● Problem
Pull every "xlabel" line out of the data below.

** start of Given data **

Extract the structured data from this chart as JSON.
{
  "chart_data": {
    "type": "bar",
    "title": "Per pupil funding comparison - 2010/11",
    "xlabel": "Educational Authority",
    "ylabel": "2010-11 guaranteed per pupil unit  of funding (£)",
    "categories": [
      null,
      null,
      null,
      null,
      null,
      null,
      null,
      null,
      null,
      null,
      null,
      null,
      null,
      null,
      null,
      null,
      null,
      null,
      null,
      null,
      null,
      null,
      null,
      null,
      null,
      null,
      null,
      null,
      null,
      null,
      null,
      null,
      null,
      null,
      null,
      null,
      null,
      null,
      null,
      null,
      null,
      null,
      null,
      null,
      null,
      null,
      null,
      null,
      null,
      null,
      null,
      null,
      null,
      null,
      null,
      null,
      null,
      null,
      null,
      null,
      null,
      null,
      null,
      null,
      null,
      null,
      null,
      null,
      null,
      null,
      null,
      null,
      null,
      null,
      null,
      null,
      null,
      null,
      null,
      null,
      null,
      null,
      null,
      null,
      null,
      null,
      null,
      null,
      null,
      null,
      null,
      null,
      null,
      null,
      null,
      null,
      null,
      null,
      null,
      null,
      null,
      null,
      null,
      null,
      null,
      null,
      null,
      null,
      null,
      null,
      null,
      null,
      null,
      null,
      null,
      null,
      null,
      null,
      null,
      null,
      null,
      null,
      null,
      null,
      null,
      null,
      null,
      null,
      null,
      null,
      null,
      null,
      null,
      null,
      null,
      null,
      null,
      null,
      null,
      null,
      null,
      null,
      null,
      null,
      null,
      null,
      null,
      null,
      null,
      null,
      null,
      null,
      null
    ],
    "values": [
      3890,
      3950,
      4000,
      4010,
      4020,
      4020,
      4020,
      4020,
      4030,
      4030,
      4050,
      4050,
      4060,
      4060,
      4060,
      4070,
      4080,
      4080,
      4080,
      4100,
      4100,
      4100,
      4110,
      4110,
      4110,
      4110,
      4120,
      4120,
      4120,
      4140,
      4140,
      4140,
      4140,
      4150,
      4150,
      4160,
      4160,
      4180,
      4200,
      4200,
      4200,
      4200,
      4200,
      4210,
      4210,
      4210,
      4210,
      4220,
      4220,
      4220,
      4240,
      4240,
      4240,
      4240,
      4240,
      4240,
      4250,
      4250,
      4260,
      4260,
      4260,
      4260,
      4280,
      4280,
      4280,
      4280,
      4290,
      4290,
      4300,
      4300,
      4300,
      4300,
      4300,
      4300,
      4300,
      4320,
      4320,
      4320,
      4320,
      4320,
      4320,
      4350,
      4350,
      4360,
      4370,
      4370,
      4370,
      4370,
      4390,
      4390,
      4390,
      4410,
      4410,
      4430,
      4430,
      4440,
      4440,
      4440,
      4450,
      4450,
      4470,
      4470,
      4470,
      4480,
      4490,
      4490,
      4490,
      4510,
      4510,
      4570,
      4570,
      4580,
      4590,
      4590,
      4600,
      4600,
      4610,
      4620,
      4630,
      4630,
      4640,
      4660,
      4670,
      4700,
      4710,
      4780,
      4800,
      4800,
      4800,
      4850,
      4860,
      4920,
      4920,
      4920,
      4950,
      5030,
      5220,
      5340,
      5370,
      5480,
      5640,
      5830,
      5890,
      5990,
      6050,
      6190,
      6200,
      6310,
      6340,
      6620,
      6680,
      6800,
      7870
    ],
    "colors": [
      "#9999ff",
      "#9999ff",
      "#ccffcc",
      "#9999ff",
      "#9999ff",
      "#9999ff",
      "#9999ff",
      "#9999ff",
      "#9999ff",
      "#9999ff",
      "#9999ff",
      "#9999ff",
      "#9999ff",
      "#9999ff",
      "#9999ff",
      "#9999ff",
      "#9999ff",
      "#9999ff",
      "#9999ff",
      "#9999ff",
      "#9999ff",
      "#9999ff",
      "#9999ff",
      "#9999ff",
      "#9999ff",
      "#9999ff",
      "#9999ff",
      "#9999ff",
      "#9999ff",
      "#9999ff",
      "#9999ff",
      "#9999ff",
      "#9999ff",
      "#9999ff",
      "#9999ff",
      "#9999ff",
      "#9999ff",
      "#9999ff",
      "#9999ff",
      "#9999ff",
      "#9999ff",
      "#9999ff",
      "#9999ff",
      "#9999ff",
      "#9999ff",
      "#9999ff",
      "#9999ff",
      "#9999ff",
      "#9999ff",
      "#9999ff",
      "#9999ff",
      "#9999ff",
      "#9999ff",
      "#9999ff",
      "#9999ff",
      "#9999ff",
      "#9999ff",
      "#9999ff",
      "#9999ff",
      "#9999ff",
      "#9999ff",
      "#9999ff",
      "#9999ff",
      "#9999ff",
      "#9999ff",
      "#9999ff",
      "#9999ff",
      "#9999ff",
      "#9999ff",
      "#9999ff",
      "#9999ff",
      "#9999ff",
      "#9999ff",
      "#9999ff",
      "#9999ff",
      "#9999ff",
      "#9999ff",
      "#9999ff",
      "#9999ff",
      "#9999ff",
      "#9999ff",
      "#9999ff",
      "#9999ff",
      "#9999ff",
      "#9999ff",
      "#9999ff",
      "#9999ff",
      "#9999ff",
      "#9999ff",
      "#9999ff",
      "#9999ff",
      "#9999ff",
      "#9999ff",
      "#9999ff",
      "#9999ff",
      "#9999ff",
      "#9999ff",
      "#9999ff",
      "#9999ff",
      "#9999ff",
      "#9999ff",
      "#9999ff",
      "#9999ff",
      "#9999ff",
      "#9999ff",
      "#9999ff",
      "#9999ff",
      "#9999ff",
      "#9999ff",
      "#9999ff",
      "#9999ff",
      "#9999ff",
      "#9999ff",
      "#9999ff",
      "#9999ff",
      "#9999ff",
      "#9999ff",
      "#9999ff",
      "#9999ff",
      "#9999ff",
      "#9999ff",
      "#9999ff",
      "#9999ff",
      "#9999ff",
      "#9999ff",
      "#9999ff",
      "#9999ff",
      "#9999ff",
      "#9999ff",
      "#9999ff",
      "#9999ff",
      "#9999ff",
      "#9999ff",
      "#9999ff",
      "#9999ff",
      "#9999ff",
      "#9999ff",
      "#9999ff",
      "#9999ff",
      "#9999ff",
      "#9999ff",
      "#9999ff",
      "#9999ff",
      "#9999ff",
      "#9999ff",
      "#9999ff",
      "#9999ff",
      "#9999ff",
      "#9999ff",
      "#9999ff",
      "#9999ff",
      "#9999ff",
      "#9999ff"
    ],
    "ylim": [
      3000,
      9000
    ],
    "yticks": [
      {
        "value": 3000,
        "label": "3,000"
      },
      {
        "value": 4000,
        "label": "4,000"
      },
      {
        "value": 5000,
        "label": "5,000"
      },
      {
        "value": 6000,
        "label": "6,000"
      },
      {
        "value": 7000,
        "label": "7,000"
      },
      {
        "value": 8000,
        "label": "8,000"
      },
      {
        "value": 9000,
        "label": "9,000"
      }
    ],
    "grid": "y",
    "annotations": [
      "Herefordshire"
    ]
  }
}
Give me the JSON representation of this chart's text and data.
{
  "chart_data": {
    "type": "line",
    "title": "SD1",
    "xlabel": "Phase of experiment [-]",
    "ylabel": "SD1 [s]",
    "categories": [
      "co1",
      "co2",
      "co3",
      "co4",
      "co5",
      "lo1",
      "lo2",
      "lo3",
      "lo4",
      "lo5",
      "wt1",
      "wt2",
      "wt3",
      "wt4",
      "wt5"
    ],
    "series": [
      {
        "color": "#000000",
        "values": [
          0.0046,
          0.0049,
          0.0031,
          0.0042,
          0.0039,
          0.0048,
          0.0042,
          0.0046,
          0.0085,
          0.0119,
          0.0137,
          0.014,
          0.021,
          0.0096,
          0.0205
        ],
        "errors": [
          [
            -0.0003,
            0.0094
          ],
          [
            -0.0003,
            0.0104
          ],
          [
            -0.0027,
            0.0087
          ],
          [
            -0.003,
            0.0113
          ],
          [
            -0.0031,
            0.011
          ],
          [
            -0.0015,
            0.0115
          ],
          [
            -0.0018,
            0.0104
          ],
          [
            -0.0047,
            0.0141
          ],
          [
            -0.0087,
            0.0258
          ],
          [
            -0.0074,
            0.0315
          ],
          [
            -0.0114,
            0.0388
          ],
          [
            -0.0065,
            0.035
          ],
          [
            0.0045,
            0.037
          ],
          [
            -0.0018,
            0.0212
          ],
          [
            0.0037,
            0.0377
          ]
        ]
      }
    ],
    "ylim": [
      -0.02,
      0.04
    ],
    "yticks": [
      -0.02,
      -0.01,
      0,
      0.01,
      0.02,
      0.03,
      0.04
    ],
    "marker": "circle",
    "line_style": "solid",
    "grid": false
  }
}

** end of Given data **

● Written reply
    "xlabel": "Educational Authority",
    "xlabel": "Phase of experiment [-]",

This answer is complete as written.